==== Provided entries ====

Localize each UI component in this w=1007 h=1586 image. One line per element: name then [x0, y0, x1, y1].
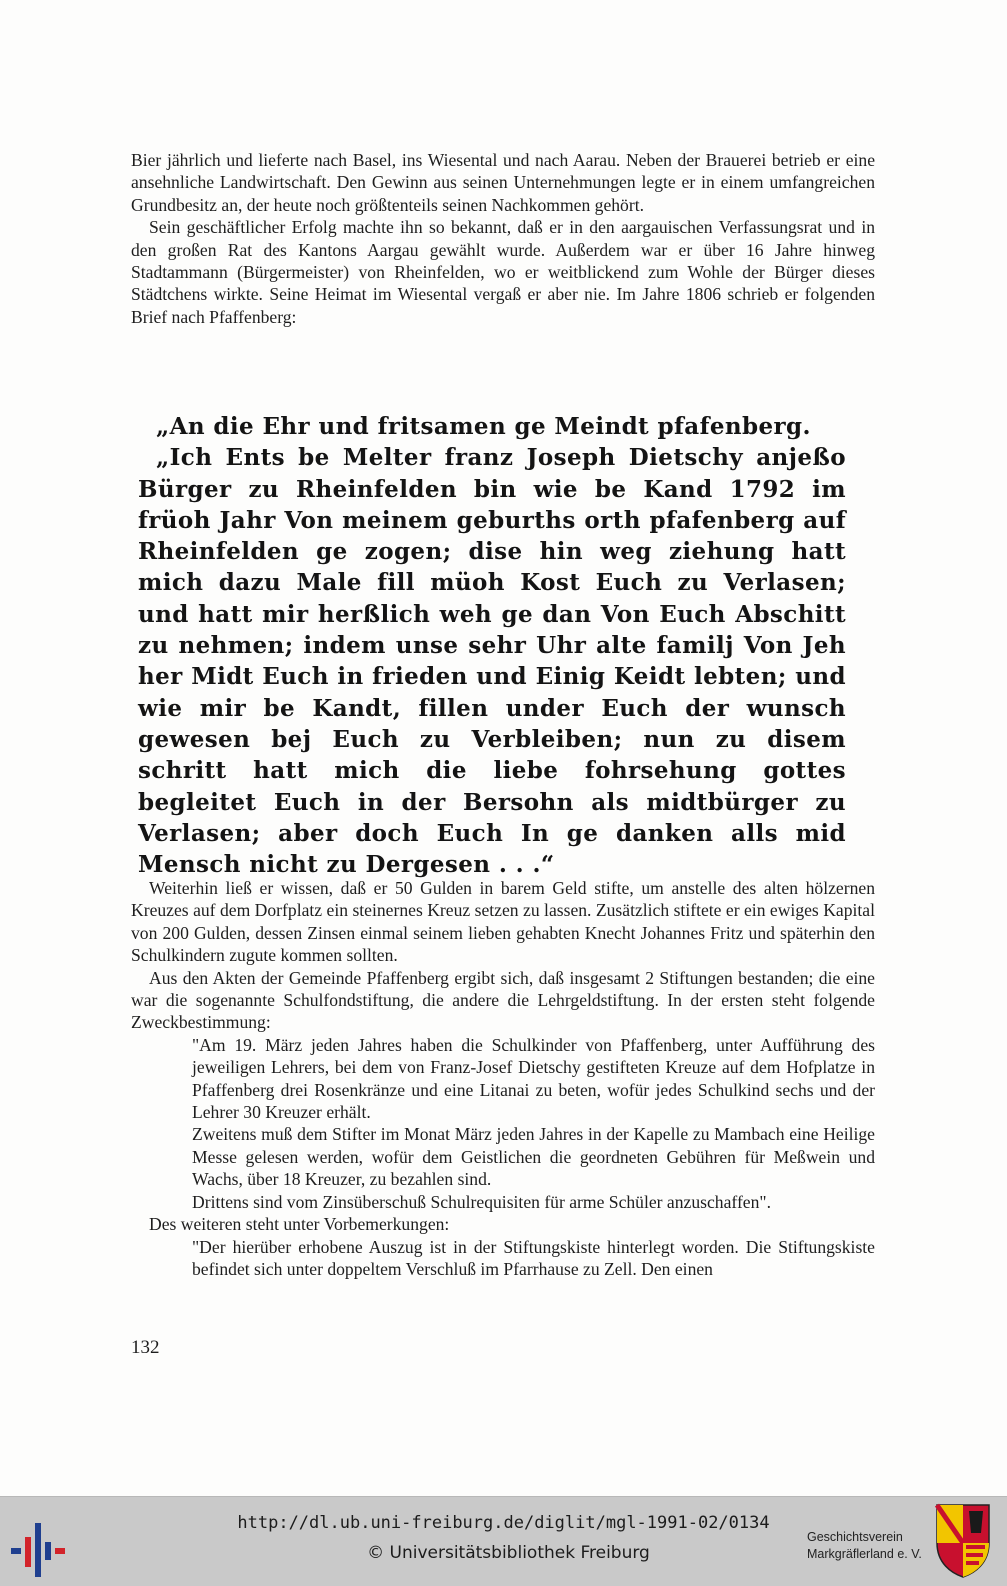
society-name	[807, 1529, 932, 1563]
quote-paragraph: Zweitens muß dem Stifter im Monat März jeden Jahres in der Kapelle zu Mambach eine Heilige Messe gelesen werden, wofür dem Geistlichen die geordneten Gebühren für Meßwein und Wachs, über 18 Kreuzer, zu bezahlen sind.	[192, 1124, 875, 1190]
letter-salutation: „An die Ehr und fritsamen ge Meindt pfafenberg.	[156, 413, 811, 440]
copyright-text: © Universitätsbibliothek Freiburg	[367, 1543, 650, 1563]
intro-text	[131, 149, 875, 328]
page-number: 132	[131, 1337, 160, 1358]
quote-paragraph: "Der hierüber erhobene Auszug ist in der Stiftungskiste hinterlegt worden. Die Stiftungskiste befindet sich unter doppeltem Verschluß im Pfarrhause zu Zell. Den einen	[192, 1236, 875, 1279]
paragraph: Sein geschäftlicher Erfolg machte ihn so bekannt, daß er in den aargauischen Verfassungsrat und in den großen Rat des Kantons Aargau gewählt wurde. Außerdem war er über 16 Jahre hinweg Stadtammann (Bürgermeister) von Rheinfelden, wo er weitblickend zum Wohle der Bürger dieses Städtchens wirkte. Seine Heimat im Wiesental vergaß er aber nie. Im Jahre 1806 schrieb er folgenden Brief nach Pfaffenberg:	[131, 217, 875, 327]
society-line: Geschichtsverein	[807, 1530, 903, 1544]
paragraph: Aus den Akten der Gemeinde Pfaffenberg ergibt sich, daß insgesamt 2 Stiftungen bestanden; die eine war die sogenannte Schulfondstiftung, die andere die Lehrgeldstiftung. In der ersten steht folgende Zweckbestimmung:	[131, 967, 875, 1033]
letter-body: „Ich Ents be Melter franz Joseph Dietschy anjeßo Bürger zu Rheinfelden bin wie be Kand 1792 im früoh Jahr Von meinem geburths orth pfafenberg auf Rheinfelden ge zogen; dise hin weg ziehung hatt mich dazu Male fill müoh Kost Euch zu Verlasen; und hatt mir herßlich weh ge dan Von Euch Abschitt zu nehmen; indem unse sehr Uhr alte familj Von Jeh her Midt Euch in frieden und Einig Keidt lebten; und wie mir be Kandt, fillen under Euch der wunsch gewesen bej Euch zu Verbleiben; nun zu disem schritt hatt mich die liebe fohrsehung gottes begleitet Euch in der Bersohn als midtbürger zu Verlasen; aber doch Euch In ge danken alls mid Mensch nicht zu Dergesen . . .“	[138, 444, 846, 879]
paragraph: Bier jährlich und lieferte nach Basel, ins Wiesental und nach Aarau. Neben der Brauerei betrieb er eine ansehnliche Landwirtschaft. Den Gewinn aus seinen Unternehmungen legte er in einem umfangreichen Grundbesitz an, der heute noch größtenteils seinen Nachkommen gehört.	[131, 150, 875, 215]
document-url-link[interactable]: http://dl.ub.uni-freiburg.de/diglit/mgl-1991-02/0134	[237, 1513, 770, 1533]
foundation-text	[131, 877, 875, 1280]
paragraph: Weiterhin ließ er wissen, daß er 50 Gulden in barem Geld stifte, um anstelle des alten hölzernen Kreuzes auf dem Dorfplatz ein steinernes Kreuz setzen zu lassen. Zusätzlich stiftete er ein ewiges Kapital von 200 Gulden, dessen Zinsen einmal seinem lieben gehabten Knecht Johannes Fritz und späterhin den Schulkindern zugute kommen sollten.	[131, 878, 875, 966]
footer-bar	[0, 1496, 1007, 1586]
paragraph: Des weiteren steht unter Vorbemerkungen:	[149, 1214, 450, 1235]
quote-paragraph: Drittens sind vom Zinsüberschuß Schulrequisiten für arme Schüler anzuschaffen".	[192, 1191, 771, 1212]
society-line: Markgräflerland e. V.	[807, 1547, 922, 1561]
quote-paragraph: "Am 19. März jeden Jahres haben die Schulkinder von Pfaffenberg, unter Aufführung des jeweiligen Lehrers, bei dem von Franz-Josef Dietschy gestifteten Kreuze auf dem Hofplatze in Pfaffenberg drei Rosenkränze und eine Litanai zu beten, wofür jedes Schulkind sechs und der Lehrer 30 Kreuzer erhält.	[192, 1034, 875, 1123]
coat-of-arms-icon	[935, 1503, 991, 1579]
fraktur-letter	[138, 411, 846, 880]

====

Exercise prompt.
Reproduce every line of the listing above word for word, omitting the picture.

Output.
Localize each UI component in this w=1007 h=1586 image. One line per element: name then [x0, y0, x1, y1].
society-name	[807, 1529, 932, 1563]
quote-paragraph: Zweitens muß dem Stifter im Monat März jeden Jahres in der Kapelle zu Mambach eine Heilige Messe gelesen werden, wofür dem Geistlichen die geordneten Gebühren für Meßwein und Wachs, über 18 Kreuzer, zu bezahlen sind.	[192, 1124, 875, 1190]
letter-salutation: „An die Ehr und fritsamen ge Meindt pfafenberg.	[156, 413, 811, 440]
copyright-text: © Universitätsbibliothek Freiburg	[367, 1543, 650, 1563]
intro-text	[131, 149, 875, 328]
page-number: 132	[131, 1337, 160, 1358]
quote-paragraph: "Der hierüber erhobene Auszug ist in der Stiftungskiste hinterlegt worden. Die Stiftungskiste befindet sich unter doppeltem Verschluß im Pfarrhause zu Zell. Den einen	[192, 1236, 875, 1279]
paragraph: Sein geschäftlicher Erfolg machte ihn so bekannt, daß er in den aargauischen Verfassungsrat und in den großen Rat des Kantons Aargau gewählt wurde. Außerdem war er über 16 Jahre hinweg Stadtammann (Bürgermeister) von Rheinfelden, wo er weitblickend zum Wohle der Bürger dieses Städtchens wirkte. Seine Heimat im Wiesental vergaß er aber nie. Im Jahre 1806 schrieb er folgenden Brief nach Pfaffenberg:	[131, 217, 875, 327]
society-line: Geschichtsverein	[807, 1530, 903, 1544]
paragraph: Aus den Akten der Gemeinde Pfaffenberg ergibt sich, daß insgesamt 2 Stiftungen bestanden; die eine war die sogenannte Schulfondstiftung, die andere die Lehrgeldstiftung. In der ersten steht folgende Zweckbestimmung:	[131, 967, 875, 1033]
letter-body: „Ich Ents be Melter franz Joseph Dietschy anjeßo Bürger zu Rheinfelden bin wie be Kand 1792 im früoh Jahr Von meinem geburths orth pfafenberg auf Rheinfelden ge zogen; dise hin weg ziehung hatt mich dazu Male fill müoh Kost Euch zu Verlasen; und hatt mir herßlich weh ge dan Von Euch Abschitt zu nehmen; indem unse sehr Uhr alte familj Von Jeh her Midt Euch in frieden und Einig Keidt lebten; und wie mir be Kandt, fillen under Euch der wunsch gewesen bej Euch zu Verbleiben; nun zu disem schritt hatt mich die liebe fohrsehung gottes begleitet Euch in der Bersohn als midtbürger zu Verlasen; aber doch Euch In ge danken alls mid Mensch nicht zu Dergesen . . .“	[138, 444, 846, 879]
paragraph: Bier jährlich und lieferte nach Basel, ins Wiesental und nach Aarau. Neben der Brauerei betrieb er eine ansehnliche Landwirtschaft. Den Gewinn aus seinen Unternehmungen legte er in einem umfangreichen Grundbesitz an, der heute noch größtenteils seinen Nachkommen gehört.	[131, 150, 875, 215]
document-url-link[interactable]: http://dl.ub.uni-freiburg.de/diglit/mgl-1991-02/0134	[237, 1513, 770, 1533]
foundation-text	[131, 877, 875, 1280]
paragraph: Weiterhin ließ er wissen, daß er 50 Gulden in barem Geld stifte, um anstelle des alten hölzernen Kreuzes auf dem Dorfplatz ein steinernes Kreuz setzen zu lassen. Zusätzlich stiftete er ein ewiges Kapital von 200 Gulden, dessen Zinsen einmal seinem lieben gehabten Knecht Johannes Fritz und späterhin den Schulkindern zugute kommen sollten.	[131, 878, 875, 966]
footer-bar	[0, 1496, 1007, 1586]
paragraph: Des weiteren steht unter Vorbemerkungen:	[149, 1214, 450, 1235]
quote-paragraph: Drittens sind vom Zinsüberschuß Schulrequisiten für arme Schüler anzuschaffen".	[192, 1191, 771, 1212]
society-line: Markgräflerland e. V.	[807, 1547, 922, 1561]
quote-paragraph: "Am 19. März jeden Jahres haben die Schulkinder von Pfaffenberg, unter Aufführung des jeweiligen Lehrers, bei dem von Franz-Josef Dietschy gestifteten Kreuze auf dem Hofplatze in Pfaffenberg drei Rosenkränze und eine Litanai zu beten, wofür jedes Schulkind sechs und der Lehrer 30 Kreuzer erhält.	[192, 1034, 875, 1123]
coat-of-arms-icon	[935, 1503, 991, 1579]
fraktur-letter	[138, 411, 846, 880]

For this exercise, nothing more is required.